== Provided records
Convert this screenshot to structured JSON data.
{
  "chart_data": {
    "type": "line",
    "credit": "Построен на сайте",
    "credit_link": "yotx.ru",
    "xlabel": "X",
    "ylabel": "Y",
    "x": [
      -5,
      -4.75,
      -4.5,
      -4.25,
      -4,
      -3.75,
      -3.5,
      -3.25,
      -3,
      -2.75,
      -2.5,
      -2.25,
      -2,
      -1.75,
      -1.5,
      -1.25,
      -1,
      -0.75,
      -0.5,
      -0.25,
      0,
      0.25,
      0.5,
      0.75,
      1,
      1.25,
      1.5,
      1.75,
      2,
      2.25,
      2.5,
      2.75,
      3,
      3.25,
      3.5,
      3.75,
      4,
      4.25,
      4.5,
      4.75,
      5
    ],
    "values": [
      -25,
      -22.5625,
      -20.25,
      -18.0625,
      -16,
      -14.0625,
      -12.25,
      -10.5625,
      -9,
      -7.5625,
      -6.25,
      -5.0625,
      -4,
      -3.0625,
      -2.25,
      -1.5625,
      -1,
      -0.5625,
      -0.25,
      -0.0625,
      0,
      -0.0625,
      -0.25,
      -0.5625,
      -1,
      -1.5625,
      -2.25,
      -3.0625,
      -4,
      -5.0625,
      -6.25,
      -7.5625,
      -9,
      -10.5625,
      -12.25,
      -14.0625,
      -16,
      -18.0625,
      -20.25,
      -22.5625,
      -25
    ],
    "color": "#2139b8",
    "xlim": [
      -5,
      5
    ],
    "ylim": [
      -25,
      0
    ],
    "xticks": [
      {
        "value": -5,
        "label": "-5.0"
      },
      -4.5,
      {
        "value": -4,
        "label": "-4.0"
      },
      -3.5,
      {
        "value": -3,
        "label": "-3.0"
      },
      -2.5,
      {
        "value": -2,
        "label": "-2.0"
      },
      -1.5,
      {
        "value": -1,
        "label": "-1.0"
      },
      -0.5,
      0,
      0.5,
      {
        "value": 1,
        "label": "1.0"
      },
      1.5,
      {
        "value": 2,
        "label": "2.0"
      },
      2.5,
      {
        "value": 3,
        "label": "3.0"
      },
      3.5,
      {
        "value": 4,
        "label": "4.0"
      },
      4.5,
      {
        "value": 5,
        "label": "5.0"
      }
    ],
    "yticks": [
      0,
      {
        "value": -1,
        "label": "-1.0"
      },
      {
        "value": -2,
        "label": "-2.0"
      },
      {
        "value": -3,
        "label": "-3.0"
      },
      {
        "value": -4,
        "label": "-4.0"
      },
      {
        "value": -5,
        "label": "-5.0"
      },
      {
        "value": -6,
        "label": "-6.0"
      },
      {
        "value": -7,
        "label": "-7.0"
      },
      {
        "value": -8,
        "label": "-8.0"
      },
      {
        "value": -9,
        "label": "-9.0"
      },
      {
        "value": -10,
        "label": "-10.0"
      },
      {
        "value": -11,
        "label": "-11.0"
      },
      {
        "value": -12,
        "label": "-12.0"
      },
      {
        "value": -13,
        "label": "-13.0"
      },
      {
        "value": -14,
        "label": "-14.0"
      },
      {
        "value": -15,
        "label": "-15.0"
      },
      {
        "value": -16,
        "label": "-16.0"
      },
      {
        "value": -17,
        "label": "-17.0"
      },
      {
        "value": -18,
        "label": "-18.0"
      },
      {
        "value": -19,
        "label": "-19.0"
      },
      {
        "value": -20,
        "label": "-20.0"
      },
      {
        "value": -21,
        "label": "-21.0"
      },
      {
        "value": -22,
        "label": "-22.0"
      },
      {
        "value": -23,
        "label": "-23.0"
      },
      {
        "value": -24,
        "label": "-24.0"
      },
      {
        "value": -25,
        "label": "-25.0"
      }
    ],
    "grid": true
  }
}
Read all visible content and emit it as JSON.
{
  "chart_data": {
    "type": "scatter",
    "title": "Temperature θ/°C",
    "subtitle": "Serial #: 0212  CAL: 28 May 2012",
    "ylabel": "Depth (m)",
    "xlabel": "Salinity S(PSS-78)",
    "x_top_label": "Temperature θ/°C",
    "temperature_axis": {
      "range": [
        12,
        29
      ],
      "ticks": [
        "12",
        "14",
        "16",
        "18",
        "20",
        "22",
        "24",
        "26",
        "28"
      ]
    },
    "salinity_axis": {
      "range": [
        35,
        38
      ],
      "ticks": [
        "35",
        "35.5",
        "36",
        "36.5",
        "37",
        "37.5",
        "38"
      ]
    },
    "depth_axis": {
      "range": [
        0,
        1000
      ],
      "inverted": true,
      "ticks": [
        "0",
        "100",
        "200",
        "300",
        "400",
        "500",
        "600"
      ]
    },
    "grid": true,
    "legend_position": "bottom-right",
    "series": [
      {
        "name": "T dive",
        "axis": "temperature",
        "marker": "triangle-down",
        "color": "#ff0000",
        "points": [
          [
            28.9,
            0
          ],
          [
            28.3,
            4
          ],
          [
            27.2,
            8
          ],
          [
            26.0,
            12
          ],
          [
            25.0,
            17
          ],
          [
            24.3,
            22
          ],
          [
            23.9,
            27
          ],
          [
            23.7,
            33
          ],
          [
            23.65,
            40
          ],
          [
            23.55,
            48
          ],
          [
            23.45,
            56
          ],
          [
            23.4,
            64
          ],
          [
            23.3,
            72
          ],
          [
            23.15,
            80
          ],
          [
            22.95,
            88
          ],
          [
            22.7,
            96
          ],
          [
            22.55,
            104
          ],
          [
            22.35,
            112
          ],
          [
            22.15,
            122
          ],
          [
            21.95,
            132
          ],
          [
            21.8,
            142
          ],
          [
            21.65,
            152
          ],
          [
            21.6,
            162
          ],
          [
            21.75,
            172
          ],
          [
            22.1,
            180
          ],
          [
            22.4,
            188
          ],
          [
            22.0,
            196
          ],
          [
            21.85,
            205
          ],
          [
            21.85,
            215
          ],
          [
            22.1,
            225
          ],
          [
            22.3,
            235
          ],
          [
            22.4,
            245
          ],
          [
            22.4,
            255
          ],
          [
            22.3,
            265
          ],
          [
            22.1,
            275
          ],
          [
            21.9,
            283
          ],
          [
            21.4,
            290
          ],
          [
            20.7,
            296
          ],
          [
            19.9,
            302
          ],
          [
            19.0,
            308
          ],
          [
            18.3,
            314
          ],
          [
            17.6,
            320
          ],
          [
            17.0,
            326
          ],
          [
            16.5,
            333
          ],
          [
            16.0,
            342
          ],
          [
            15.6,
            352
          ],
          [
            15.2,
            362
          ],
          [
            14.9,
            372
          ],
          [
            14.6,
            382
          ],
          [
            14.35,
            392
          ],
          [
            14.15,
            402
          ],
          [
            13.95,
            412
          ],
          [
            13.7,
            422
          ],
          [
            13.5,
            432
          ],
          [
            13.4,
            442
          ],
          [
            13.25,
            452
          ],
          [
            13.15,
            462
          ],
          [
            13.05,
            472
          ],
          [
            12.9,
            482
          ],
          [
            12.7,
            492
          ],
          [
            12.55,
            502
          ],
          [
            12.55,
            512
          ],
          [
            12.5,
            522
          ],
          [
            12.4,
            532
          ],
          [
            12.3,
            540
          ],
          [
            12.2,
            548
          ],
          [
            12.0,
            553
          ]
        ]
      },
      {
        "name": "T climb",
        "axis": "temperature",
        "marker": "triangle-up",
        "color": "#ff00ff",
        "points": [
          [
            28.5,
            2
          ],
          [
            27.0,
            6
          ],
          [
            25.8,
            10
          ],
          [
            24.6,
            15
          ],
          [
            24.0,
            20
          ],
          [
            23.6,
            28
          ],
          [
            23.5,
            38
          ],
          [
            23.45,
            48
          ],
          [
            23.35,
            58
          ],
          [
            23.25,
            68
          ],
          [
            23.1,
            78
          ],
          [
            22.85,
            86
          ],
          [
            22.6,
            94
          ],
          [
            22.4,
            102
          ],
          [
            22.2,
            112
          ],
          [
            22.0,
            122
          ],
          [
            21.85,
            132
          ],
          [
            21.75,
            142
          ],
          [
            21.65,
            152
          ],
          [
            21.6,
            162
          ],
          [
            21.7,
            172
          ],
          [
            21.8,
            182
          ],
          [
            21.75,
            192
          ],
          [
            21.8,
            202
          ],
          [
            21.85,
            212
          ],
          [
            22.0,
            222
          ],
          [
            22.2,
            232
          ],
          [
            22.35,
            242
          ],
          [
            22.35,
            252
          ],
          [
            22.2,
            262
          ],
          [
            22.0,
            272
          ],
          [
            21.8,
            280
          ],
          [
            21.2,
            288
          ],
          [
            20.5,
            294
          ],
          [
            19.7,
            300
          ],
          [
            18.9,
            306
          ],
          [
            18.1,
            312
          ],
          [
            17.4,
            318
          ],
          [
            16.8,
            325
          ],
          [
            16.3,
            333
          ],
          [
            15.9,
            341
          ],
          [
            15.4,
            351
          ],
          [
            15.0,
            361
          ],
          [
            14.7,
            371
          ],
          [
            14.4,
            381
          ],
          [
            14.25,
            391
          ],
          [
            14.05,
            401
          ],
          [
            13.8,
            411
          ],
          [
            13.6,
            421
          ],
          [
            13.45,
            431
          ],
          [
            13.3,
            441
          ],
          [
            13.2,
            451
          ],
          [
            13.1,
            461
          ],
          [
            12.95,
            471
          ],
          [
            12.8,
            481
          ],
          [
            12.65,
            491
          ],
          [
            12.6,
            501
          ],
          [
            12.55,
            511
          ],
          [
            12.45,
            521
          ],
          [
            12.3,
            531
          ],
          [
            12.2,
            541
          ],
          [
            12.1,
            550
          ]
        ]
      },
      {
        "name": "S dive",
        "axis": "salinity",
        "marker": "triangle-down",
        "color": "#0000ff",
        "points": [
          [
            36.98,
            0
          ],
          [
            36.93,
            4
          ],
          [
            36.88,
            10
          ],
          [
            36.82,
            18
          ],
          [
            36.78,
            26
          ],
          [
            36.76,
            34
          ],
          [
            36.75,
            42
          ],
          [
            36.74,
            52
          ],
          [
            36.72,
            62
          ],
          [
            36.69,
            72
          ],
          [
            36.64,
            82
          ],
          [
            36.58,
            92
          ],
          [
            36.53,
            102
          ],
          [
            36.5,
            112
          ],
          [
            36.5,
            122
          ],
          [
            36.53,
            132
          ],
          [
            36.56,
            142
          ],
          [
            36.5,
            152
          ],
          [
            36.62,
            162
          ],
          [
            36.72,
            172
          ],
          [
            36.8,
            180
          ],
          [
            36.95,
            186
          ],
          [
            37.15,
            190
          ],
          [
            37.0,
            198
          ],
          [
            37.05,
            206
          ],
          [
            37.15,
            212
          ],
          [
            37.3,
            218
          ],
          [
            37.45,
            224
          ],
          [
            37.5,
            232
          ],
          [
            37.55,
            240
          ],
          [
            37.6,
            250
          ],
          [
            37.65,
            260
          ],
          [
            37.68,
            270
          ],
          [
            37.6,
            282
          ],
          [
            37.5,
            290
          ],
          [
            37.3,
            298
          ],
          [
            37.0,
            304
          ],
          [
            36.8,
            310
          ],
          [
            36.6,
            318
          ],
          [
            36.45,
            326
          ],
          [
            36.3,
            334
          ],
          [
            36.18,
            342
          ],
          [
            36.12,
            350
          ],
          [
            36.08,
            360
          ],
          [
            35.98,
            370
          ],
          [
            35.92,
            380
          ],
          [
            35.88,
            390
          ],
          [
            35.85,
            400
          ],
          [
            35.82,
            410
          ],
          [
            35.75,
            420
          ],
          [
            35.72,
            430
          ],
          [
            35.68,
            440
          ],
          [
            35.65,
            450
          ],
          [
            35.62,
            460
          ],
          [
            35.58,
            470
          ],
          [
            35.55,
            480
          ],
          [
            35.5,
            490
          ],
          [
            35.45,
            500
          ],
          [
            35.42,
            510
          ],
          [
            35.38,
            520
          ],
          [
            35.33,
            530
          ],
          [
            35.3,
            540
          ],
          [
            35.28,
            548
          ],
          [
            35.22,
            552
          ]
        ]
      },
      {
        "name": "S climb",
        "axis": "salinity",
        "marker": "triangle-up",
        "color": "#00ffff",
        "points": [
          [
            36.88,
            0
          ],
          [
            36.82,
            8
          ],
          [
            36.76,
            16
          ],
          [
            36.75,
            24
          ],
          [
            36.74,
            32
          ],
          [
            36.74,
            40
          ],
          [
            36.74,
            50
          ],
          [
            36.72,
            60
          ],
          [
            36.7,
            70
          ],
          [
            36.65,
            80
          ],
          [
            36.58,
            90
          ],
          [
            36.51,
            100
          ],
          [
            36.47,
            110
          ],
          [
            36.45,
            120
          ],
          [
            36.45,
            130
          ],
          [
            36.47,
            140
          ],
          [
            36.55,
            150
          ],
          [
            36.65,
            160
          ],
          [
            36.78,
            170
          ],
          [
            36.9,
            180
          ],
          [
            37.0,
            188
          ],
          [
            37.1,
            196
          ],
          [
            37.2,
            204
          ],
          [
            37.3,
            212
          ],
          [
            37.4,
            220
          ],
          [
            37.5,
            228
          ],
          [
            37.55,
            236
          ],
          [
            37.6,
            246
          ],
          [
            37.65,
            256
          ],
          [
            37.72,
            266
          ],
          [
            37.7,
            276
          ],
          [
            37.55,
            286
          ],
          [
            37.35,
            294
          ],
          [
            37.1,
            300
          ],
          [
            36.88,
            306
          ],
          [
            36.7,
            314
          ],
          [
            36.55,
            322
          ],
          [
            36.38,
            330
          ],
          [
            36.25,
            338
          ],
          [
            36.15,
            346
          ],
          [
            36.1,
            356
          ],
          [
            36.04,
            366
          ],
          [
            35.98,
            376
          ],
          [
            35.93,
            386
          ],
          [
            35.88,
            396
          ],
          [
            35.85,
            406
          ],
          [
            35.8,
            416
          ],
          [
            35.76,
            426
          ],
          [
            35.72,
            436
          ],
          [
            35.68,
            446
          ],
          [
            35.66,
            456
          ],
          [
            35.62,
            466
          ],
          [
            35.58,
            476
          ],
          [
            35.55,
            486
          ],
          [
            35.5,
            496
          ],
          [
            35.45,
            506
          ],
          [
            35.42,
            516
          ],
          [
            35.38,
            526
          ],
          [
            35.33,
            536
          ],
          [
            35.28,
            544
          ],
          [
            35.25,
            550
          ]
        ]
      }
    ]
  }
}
====
▸ **What is asked**
Scan the data above; copy every line where "color" appears.

▸ **Correct answer**
    "color": "#2139b8",
        "color": "#ff0000",
        "color": "#ff00ff",
        "color": "#0000ff",
        "color": "#00ffff",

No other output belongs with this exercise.